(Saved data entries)
------

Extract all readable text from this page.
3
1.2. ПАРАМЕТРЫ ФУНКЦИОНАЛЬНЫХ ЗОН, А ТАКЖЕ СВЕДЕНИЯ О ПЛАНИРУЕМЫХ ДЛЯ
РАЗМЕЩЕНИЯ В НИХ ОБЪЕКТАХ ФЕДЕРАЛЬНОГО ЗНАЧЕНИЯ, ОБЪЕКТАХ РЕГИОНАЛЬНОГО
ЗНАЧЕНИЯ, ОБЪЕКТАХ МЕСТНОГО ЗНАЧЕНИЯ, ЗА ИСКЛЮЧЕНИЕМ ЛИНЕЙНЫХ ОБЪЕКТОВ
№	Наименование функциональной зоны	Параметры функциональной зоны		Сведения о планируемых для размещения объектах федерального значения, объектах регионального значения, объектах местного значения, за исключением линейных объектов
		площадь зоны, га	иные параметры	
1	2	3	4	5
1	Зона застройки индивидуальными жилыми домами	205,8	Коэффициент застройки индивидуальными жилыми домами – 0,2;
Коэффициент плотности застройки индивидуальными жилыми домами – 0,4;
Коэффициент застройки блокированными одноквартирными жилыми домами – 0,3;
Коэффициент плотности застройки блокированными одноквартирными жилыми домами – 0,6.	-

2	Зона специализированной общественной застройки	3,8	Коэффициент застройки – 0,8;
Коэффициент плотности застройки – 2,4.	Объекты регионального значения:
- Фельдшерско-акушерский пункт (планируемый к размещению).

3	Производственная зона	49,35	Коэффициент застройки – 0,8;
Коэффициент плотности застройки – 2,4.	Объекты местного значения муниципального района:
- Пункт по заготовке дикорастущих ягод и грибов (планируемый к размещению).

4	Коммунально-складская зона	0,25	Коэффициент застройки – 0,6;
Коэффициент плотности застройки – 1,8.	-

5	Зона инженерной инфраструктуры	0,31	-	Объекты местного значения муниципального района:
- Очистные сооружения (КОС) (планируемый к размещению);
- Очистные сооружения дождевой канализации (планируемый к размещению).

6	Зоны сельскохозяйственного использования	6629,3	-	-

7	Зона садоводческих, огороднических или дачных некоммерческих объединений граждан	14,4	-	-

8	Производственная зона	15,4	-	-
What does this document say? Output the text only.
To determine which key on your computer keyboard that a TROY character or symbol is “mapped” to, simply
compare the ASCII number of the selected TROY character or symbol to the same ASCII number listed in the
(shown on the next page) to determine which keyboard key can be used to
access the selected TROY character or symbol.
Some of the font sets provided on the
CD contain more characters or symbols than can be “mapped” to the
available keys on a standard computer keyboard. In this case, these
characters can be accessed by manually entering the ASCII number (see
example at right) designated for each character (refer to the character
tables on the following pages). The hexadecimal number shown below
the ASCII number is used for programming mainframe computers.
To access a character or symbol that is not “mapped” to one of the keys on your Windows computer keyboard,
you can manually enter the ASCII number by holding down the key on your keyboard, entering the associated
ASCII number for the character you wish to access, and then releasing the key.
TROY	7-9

------

- _Task_: Every entry above needs to be quoted exactly.

- _Output of the exercise_:
Extract all readable text from this page.
3
1.2. ПАРАМЕТРЫ ФУНКЦИОНАЛЬНЫХ ЗОН, А ТАКЖЕ СВЕДЕНИЯ О ПЛАНИРУЕМЫХ ДЛЯ
РАЗМЕЩЕНИЯ В НИХ ОБЪЕКТАХ ФЕДЕРАЛЬНОГО ЗНАЧЕНИЯ, ОБЪЕКТАХ РЕГИОНАЛЬНОГО
ЗНАЧЕНИЯ, ОБЪЕКТАХ МЕСТНОГО ЗНАЧЕНИЯ, ЗА ИСКЛЮЧЕНИЕМ ЛИНЕЙНЫХ ОБЪЕКТОВ
№	Наименование функциональной зоны	Параметры функциональной зоны		Сведения о планируемых для размещения объектах федерального значения, объектах регионального значения, объектах местного значения, за исключением линейных объектов
		площадь зоны, га	иные параметры	
1	2	3	4	5
1	Зона застройки индивидуальными жилыми домами	205,8	Коэффициент застройки индивидуальными жилыми домами – 0,2;
Коэффициент плотности застройки индивидуальными жилыми домами – 0,4;
Коэффициент застройки блокированными одноквартирными жилыми домами – 0,3;
Коэффициент плотности застройки блокированными одноквартирными жилыми домами – 0,6.	-

2	Зона специализированной общественной застройки	3,8	Коэффициент застройки – 0,8;
Коэффициент плотности застройки – 2,4.	Объекты регионального значения:
- Фельдшерско-акушерский пункт (планируемый к размещению).

3	Производственная зона	49,35	Коэффициент застройки – 0,8;
Коэффициент плотности застройки – 2,4.	Объекты местного значения муниципального района:
- Пункт по заготовке дикорастущих ягод и грибов (планируемый к размещению).

4	Коммунально-складская зона	0,25	Коэффициент застройки – 0,6;
Коэффициент плотности застройки – 1,8.	-

5	Зона инженерной инфраструктуры	0,31	-	Объекты местного значения муниципального района:
- Очистные сооружения (КОС) (планируемый к размещению);
- Очистные сооружения дождевой канализации (планируемый к размещению).

6	Зоны сельскохозяйственного использования	6629,3	-	-

7	Зона садоводческих, огороднических или дачных некоммерческих объединений граждан	14,4	-	-

8	Производственная зона	15,4	-	-
What does this document say? Output the text only.
To determine which key on your computer keyboard that a TROY character or symbol is “mapped” to, simply
compare the ASCII number of the selected TROY character or symbol to the same ASCII number listed in the
(shown on the next page) to determine which keyboard key can be used to
access the selected TROY character or symbol.
Some of the font sets provided on the
CD contain more characters or symbols than can be “mapped” to the
available keys on a standard computer keyboard. In this case, these
characters can be accessed by manually entering the ASCII number (see
example at right) designated for each character (refer to the character
tables on the following pages). The hexadecimal number shown below
the ASCII number is used for programming mainframe computers.
To access a character or symbol that is not “mapped” to one of the keys on your Windows computer keyboard,
you can manually enter the ASCII number by holding down the key on your keyboard, entering the associated
ASCII number for the character you wish to access, and then releasing the key.
TROY	7-9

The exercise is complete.